#### Problem requirements
Retype the stretch of lines that starts at the line containing "Output a JSON" and ends at the line containing "Transcribe this image's", inclusive. Do not include pictures.
-- start --
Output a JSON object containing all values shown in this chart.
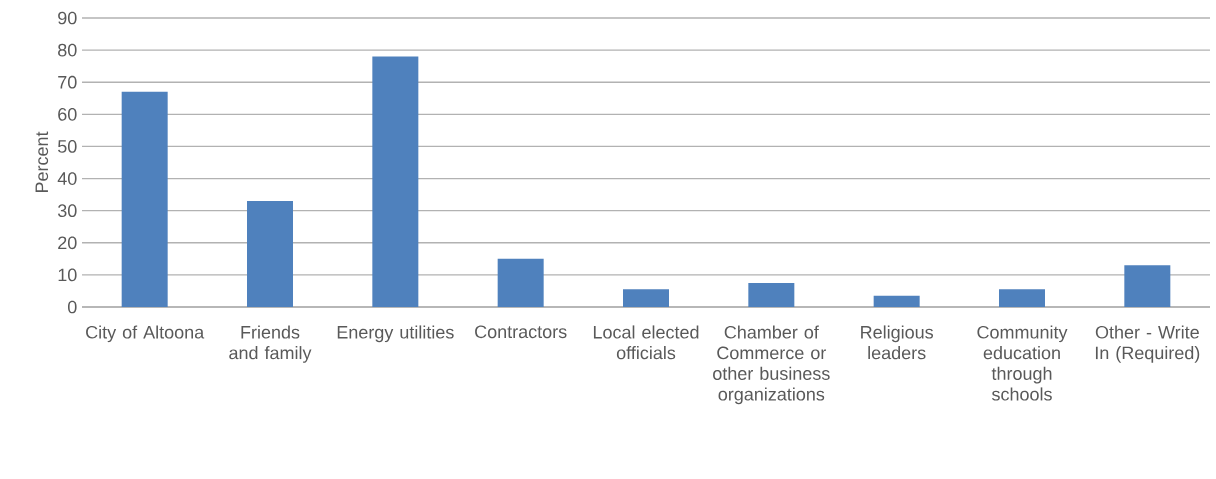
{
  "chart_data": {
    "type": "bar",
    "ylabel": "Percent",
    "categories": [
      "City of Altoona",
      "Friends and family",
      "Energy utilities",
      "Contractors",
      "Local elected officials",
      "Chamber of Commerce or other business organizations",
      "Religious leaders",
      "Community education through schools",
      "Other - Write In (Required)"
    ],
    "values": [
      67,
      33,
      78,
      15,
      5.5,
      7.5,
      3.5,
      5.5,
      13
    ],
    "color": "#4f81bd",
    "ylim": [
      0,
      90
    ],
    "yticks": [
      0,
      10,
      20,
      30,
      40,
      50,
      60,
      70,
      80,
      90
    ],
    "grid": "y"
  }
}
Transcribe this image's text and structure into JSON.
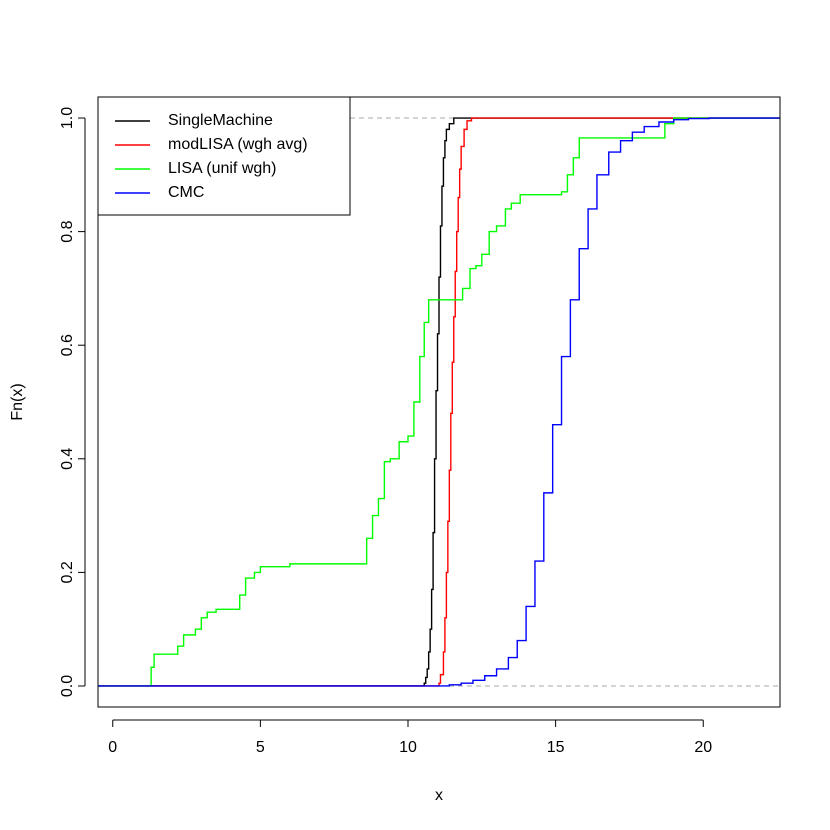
-- end --
-- start --
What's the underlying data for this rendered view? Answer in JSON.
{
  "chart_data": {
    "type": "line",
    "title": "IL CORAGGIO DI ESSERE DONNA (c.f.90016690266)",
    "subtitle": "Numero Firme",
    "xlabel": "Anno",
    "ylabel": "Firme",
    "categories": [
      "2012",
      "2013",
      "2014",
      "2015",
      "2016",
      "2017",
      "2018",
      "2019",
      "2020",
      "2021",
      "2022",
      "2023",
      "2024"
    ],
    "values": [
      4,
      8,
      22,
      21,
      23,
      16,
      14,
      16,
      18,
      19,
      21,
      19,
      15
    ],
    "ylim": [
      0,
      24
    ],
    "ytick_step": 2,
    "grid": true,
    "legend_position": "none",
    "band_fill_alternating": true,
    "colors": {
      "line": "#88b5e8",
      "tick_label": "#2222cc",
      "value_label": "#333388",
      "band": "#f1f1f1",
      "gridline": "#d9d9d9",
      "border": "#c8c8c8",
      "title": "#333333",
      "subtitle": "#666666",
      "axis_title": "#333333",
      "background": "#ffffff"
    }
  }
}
-- end --
#### The completed task
Output a JSON object containing all values shown in this chart.
{
  "chart_data": {
    "type": "bar",
    "ylabel": "Percent",
    "categories": [
      "City of Altoona",
      "Friends and family",
      "Energy utilities",
      "Contractors",
      "Local elected officials",
      "Chamber of Commerce or other business organizations",
      "Religious leaders",
      "Community education through schools",
      "Other - Write In (Required)"
    ],
    "values": [
      67,
      33,
      78,
      15,
      5.5,
      7.5,
      3.5,
      5.5,
      13
    ],
    "color": "#4f81bd",
    "ylim": [
      0,
      90
    ],
    "yticks": [
      0,
      10,
      20,
      30,
      40,
      50,
      60,
      70,
      80,
      90
    ],
    "grid": "y"
  }
}
Transcribe this image's text and structure into JSON.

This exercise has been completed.